◆ What you need to do: Look through the records that follow. Copy every line containing the word "Integral".

Data extracted from a collection:

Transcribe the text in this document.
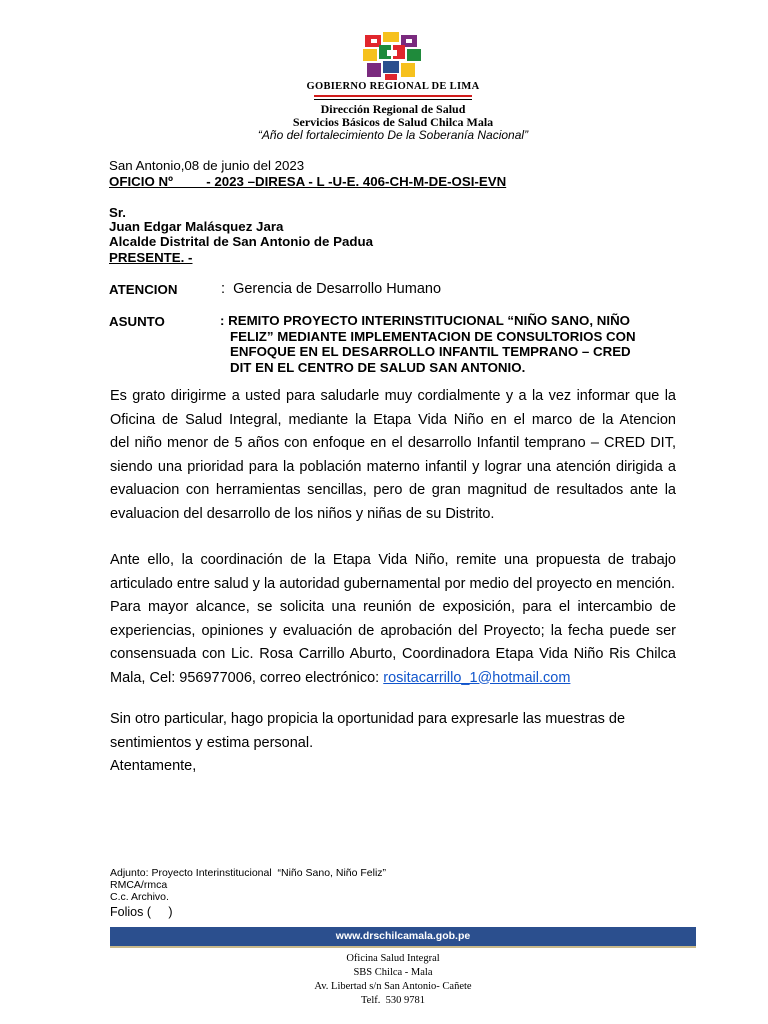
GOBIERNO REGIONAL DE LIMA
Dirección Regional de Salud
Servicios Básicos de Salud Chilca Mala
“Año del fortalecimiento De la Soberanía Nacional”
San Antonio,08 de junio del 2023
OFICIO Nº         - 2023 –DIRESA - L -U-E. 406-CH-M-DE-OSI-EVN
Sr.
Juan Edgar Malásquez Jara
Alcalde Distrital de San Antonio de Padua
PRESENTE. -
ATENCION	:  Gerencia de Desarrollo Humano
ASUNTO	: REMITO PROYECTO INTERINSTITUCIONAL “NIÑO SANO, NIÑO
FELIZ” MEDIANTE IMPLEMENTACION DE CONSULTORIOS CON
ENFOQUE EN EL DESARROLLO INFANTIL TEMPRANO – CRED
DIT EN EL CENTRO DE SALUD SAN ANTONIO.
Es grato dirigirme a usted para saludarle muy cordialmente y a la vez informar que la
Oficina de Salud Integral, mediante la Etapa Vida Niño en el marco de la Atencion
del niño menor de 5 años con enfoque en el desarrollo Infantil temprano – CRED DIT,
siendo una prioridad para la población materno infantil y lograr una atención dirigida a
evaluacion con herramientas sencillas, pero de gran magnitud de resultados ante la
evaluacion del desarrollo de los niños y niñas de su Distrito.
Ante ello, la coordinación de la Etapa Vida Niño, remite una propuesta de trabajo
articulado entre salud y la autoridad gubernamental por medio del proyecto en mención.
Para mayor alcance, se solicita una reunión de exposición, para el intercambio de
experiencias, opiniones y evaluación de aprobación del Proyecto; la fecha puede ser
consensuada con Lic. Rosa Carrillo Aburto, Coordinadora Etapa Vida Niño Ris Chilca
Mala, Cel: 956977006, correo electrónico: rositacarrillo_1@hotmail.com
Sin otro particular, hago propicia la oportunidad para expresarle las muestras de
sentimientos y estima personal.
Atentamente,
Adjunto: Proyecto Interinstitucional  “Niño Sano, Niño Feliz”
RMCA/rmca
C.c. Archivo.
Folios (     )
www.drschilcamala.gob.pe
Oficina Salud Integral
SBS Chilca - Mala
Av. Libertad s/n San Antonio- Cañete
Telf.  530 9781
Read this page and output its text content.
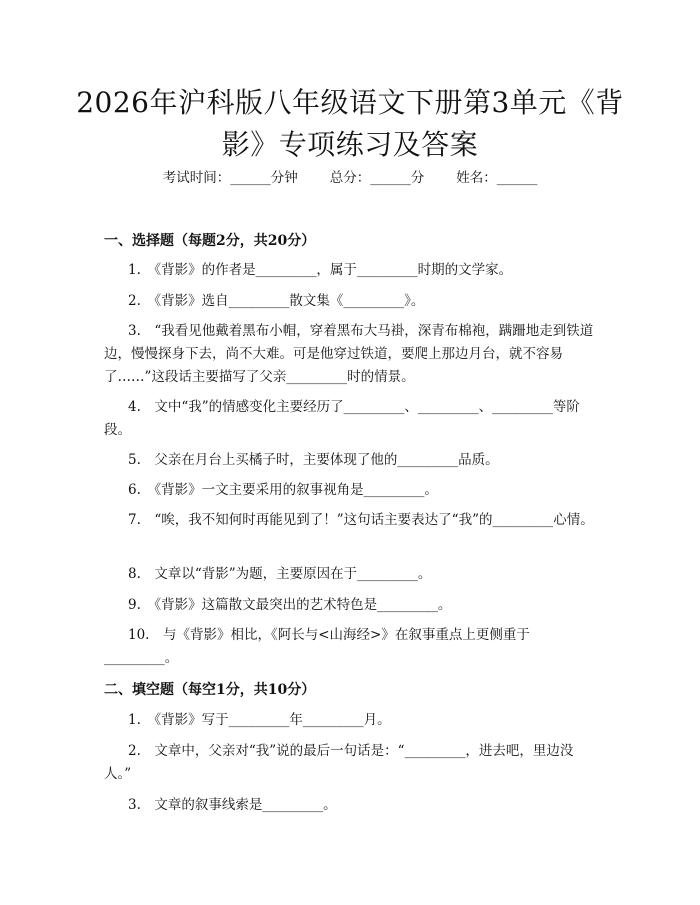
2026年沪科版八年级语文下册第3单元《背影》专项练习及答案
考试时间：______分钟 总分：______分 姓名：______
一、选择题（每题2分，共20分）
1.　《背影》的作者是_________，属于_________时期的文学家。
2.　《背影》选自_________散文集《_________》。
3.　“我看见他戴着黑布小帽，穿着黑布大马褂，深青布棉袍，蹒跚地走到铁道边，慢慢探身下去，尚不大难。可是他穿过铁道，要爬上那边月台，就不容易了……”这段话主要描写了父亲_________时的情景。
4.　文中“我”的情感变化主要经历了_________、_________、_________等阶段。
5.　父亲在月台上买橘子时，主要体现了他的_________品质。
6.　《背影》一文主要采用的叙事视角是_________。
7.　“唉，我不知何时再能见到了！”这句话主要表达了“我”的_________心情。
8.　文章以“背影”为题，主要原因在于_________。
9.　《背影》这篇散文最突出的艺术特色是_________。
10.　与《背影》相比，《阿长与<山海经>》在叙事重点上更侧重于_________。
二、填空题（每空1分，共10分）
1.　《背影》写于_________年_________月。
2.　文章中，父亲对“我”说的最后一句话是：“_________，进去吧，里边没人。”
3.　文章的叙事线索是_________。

◆ Answer below:
Oficina de Salud Integral, mediante la Etapa Vida Niño en el marco de la Atencion
Oficina Salud Integral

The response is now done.